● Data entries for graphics
* * * * *
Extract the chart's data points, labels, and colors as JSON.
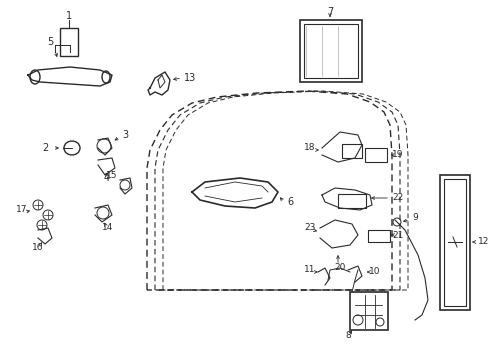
{
  "bg_color": "#ffffff",
  "line_color": "#2a2a2a",
  "fig_width": 4.89,
  "fig_height": 3.6,
  "dpi": 100
}
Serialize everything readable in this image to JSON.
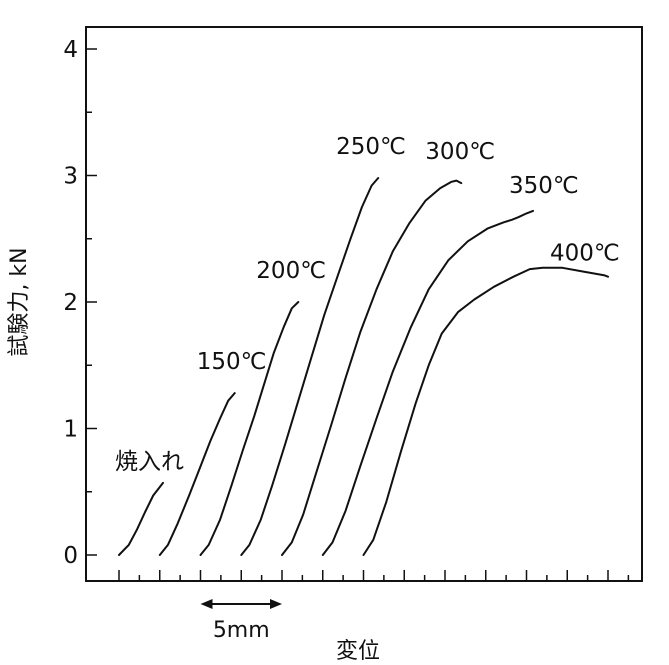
{
  "chart_data": {
    "type": "line",
    "title": "",
    "xlabel": "変位",
    "ylabel": "試験力, kN",
    "ylim": [
      0,
      4.2
    ],
    "y_ticks": [
      0,
      1,
      2,
      3,
      4
    ],
    "y_tick_labels": [
      "0",
      "1",
      "2",
      "3",
      "4"
    ],
    "y_minor_step": 0.5,
    "x_unit_mm": 5,
    "x_major_tick_every_mm": 2.5,
    "x_minor_tick_every_mm": 1.25,
    "xlim": [
      -2,
      32.5
    ],
    "scale_bar": {
      "label": "5mm",
      "from": 5,
      "to": 10
    },
    "grid": false,
    "legend": "none",
    "series": [
      {
        "name": "焼入れ",
        "x": [
          0,
          0.6,
          1.1,
          1.6,
          2.1,
          2.7
        ],
        "y": [
          0,
          0.08,
          0.2,
          0.34,
          0.47,
          0.57
        ]
      },
      {
        "name": "150℃",
        "x": [
          2.5,
          3.0,
          3.6,
          4.3,
          5.0,
          5.6,
          6.2,
          6.7,
          7.1
        ],
        "y": [
          0,
          0.08,
          0.25,
          0.47,
          0.7,
          0.9,
          1.08,
          1.22,
          1.28
        ]
      },
      {
        "name": "200℃",
        "x": [
          5,
          5.5,
          6.2,
          6.9,
          7.6,
          8.3,
          8.9,
          9.5,
          10.1,
          10.6,
          11.0
        ],
        "y": [
          0,
          0.08,
          0.28,
          0.55,
          0.83,
          1.1,
          1.35,
          1.6,
          1.8,
          1.95,
          2.0
        ]
      },
      {
        "name": "250℃",
        "x": [
          7.5,
          8.0,
          8.7,
          9.4,
          10.2,
          11.0,
          11.8,
          12.6,
          13.4,
          14.2,
          14.9,
          15.5,
          15.9
        ],
        "y": [
          0,
          0.08,
          0.28,
          0.55,
          0.88,
          1.22,
          1.56,
          1.9,
          2.2,
          2.5,
          2.75,
          2.92,
          2.98
        ]
      },
      {
        "name": "300℃",
        "x": [
          10,
          10.6,
          11.3,
          12.1,
          13.0,
          13.9,
          14.8,
          15.8,
          16.8,
          17.8,
          18.8,
          19.7,
          20.4,
          20.7,
          21.0
        ],
        "y": [
          0,
          0.1,
          0.32,
          0.65,
          1.02,
          1.4,
          1.76,
          2.1,
          2.4,
          2.62,
          2.8,
          2.9,
          2.95,
          2.96,
          2.94
        ]
      },
      {
        "name": "350℃",
        "x": [
          12.5,
          13.1,
          13.9,
          14.8,
          15.8,
          16.8,
          17.9,
          19.0,
          20.2,
          21.4,
          22.6,
          23.6,
          24.1,
          24.5,
          25.0,
          25.4
        ],
        "y": [
          0,
          0.1,
          0.35,
          0.7,
          1.08,
          1.45,
          1.8,
          2.1,
          2.33,
          2.48,
          2.58,
          2.63,
          2.65,
          2.67,
          2.7,
          2.72
        ]
      },
      {
        "name": "400℃",
        "x": [
          15,
          15.6,
          16.4,
          17.3,
          18.2,
          19.0,
          19.8,
          20.8,
          21.8,
          23.0,
          24.2,
          25.2,
          26.0,
          27.2,
          28.5,
          29.8,
          30.0
        ],
        "y": [
          0,
          0.12,
          0.42,
          0.82,
          1.2,
          1.5,
          1.75,
          1.92,
          2.02,
          2.12,
          2.2,
          2.26,
          2.27,
          2.27,
          2.24,
          2.21,
          2.2
        ]
      }
    ],
    "annotations": [
      "焼入れ",
      "150℃",
      "200℃",
      "250℃",
      "300℃",
      "350℃",
      "400℃"
    ]
  }
}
* * * * *
● Problem requirements
The records above need to be restated word for word, with the pictures left out.

● Result
Extract the chart's data points, labels, and colors as JSON.
{
  "bg_color": "#ffffff",
  "line_color": "#2a2a2a",
  "fig_width": 4.89,
  "fig_height": 3.6,
  "dpi": 100
}
Serialize everything readable in this image to JSON.
{
  "chart_data": {
    "type": "line",
    "title": "",
    "xlabel": "変位",
    "ylabel": "試験力, kN",
    "ylim": [
      0,
      4.2
    ],
    "y_ticks": [
      0,
      1,
      2,
      3,
      4
    ],
    "y_tick_labels": [
      "0",
      "1",
      "2",
      "3",
      "4"
    ],
    "y_minor_step": 0.5,
    "x_unit_mm": 5,
    "x_major_tick_every_mm": 2.5,
    "x_minor_tick_every_mm": 1.25,
    "xlim": [
      -2,
      32.5
    ],
    "scale_bar": {
      "label": "5mm",
      "from": 5,
      "to": 10
    },
    "grid": false,
    "legend": "none",
    "series": [
      {
        "name": "焼入れ",
        "x": [
          0,
          0.6,
          1.1,
          1.6,
          2.1,
          2.7
        ],
        "y": [
          0,
          0.08,
          0.2,
          0.34,
          0.47,
          0.57
        ]
      },
      {
        "name": "150℃",
        "x": [
          2.5,
          3.0,
          3.6,
          4.3,
          5.0,
          5.6,
          6.2,
          6.7,
          7.1
        ],
        "y": [
          0,
          0.08,
          0.25,
          0.47,
          0.7,
          0.9,
          1.08,
          1.22,
          1.28
        ]
      },
      {
        "name": "200℃",
        "x": [
          5,
          5.5,
          6.2,
          6.9,
          7.6,
          8.3,
          8.9,
          9.5,
          10.1,
          10.6,
          11.0
        ],
        "y": [
          0,
          0.08,
          0.28,
          0.55,
          0.83,
          1.1,
          1.35,
          1.6,
          1.8,
          1.95,
          2.0
        ]
      },
      {
        "name": "250℃",
        "x": [
          7.5,
          8.0,
          8.7,
          9.4,
          10.2,
          11.0,
          11.8,
          12.6,
          13.4,
          14.2,
          14.9,
          15.5,
          15.9
        ],
        "y": [
          0,
          0.08,
          0.28,
          0.55,
          0.88,
          1.22,
          1.56,
          1.9,
          2.2,
          2.5,
          2.75,
          2.92,
          2.98
        ]
      },
      {
        "name": "300℃",
        "x": [
          10,
          10.6,
          11.3,
          12.1,
          13.0,
          13.9,
          14.8,
          15.8,
          16.8,
          17.8,
          18.8,
          19.7,
          20.4,
          20.7,
          21.0
        ],
        "y": [
          0,
          0.1,
          0.32,
          0.65,
          1.02,
          1.4,
          1.76,
          2.1,
          2.4,
          2.62,
          2.8,
          2.9,
          2.95,
          2.96,
          2.94
        ]
      },
      {
        "name": "350℃",
        "x": [
          12.5,
          13.1,
          13.9,
          14.8,
          15.8,
          16.8,
          17.9,
          19.0,
          20.2,
          21.4,
          22.6,
          23.6,
          24.1,
          24.5,
          25.0,
          25.4
        ],
        "y": [
          0,
          0.1,
          0.35,
          0.7,
          1.08,
          1.45,
          1.8,
          2.1,
          2.33,
          2.48,
          2.58,
          2.63,
          2.65,
          2.67,
          2.7,
          2.72
        ]
      },
      {
        "name": "400℃",
        "x": [
          15,
          15.6,
          16.4,
          17.3,
          18.2,
          19.0,
          19.8,
          20.8,
          21.8,
          23.0,
          24.2,
          25.2,
          26.0,
          27.2,
          28.5,
          29.8,
          30.0
        ],
        "y": [
          0,
          0.12,
          0.42,
          0.82,
          1.2,
          1.5,
          1.75,
          1.92,
          2.02,
          2.12,
          2.2,
          2.26,
          2.27,
          2.27,
          2.24,
          2.21,
          2.2
        ]
      }
    ],
    "annotations": [
      "焼入れ",
      "150℃",
      "200℃",
      "250℃",
      "300℃",
      "350℃",
      "400℃"
    ]
  }
}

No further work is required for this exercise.